#### Set exercise
Reproduce the lines exactly as they appear, from the start of the lines through the line that contains "- workflow-actions-mockup: 12:30".

— Begin Supplied entries —

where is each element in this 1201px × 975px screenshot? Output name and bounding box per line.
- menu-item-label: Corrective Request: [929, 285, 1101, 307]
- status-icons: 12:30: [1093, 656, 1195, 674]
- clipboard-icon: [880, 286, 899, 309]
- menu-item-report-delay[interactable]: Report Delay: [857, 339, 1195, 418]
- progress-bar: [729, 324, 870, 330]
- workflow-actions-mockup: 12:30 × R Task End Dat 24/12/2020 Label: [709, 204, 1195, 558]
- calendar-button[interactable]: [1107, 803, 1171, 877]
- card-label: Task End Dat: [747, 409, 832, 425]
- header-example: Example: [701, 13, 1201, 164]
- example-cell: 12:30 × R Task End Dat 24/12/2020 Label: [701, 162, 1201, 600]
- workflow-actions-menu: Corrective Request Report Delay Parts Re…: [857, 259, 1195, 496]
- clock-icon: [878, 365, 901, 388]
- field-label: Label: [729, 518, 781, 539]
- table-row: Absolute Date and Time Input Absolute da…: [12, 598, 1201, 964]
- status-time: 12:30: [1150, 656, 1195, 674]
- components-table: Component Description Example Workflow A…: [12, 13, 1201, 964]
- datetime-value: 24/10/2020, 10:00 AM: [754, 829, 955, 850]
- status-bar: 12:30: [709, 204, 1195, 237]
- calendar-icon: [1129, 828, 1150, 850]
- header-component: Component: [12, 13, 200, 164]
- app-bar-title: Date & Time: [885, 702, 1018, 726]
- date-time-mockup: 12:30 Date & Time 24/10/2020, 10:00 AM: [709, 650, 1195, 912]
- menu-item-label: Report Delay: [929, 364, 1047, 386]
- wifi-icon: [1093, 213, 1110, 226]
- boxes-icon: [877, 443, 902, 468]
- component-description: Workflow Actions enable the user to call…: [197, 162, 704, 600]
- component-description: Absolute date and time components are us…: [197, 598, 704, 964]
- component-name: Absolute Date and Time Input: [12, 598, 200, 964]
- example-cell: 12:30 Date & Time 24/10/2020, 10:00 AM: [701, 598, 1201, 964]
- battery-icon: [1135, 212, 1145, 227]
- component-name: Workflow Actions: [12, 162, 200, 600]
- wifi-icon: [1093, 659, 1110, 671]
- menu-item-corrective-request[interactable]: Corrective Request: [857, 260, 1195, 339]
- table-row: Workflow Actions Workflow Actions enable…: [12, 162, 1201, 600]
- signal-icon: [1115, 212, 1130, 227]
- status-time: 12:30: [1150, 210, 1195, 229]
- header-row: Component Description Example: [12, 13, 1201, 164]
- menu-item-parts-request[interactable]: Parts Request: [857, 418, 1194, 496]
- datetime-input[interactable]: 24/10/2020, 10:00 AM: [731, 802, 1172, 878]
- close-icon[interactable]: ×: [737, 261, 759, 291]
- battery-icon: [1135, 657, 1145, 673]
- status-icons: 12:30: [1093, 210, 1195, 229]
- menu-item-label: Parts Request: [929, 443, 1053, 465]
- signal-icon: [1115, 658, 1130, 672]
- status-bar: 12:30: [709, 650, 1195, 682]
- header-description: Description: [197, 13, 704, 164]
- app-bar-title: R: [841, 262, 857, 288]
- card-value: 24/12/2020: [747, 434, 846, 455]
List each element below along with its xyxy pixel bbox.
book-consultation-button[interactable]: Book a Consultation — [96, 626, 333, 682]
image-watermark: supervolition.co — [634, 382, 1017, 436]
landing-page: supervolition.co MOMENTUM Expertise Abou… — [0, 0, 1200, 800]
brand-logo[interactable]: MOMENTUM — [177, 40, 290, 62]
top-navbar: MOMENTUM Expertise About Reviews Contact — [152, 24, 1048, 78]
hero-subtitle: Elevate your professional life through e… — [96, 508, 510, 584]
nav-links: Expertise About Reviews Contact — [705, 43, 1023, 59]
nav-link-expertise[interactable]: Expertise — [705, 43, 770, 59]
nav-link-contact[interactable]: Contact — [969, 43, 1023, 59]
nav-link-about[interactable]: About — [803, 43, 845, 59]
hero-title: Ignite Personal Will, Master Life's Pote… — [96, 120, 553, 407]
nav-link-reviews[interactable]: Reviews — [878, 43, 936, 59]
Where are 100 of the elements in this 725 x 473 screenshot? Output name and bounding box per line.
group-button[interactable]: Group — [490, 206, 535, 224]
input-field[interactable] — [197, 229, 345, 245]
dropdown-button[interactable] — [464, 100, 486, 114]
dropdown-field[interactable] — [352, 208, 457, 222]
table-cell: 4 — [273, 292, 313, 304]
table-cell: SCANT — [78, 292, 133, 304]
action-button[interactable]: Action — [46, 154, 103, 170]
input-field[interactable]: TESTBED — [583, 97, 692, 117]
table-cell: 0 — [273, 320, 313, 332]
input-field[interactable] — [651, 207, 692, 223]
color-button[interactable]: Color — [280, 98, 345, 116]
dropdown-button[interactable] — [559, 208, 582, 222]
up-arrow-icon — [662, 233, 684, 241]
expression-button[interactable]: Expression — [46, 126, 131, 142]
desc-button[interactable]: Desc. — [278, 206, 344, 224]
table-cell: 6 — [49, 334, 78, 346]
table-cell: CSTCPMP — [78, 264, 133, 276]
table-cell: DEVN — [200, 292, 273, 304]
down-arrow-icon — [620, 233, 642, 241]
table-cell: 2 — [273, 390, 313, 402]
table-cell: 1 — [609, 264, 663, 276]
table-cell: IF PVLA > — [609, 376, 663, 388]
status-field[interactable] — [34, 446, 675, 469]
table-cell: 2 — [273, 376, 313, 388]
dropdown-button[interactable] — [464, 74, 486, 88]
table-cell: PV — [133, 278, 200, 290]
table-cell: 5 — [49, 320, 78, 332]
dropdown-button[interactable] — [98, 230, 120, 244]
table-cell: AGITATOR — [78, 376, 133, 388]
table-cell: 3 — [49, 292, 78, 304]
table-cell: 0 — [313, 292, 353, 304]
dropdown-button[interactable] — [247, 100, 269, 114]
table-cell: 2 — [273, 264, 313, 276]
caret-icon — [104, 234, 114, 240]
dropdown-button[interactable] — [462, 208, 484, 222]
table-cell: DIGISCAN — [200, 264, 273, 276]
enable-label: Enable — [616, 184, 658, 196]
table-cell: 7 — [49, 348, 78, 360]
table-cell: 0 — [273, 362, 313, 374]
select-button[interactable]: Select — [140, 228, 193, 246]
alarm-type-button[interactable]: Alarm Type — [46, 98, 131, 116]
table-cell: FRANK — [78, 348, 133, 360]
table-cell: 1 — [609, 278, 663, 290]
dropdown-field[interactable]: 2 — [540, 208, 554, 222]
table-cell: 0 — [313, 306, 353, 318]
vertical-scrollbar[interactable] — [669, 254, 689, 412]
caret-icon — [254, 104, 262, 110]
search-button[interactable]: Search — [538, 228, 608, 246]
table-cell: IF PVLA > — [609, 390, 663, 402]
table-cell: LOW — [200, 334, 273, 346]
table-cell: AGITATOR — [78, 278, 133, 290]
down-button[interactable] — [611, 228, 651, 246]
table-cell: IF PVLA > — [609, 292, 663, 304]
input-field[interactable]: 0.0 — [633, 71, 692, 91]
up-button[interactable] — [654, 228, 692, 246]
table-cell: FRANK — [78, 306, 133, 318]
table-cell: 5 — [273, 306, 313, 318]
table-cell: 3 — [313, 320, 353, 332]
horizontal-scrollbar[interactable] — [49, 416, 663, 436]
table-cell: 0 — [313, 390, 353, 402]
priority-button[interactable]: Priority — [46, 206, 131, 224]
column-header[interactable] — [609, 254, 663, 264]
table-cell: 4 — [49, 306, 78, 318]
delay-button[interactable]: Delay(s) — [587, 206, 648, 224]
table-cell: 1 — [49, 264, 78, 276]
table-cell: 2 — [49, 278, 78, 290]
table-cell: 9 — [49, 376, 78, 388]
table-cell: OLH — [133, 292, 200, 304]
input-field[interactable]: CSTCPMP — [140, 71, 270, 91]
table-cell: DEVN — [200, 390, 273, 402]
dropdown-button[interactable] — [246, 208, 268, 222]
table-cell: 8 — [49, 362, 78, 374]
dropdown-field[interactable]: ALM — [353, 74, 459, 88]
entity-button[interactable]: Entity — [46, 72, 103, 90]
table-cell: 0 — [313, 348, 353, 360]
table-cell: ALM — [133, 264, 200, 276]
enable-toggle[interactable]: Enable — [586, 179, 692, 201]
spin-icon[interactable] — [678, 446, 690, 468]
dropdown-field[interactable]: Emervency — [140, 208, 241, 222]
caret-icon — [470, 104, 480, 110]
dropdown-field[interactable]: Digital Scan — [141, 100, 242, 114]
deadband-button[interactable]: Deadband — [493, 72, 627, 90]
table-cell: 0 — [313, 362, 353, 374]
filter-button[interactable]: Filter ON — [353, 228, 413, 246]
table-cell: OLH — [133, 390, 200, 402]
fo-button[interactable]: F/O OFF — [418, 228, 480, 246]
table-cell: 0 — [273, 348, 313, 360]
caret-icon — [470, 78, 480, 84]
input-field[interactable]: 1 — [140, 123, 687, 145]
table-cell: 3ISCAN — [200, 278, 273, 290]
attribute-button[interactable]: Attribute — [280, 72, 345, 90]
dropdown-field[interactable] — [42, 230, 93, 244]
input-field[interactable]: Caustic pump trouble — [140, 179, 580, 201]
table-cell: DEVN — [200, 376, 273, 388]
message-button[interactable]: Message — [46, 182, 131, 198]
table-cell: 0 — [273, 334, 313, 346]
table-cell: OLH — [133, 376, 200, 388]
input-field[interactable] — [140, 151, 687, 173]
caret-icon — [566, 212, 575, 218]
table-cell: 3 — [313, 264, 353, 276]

— End Supplied entries —

#### Answer for this exercise
where is each element in this 1201px × 975px screenshot? Output name and bounding box per line.
- menu-item-label: Corrective Request: [929, 285, 1101, 307]
- status-icons: 12:30: [1093, 656, 1195, 674]
- clipboard-icon: [880, 286, 899, 309]
- menu-item-report-delay[interactable]: Report Delay: [857, 339, 1195, 418]
- progress-bar: [729, 324, 870, 330]
- workflow-actions-mockup: 12:30 × R Task End Dat 24/12/2020 Label: [709, 204, 1195, 558]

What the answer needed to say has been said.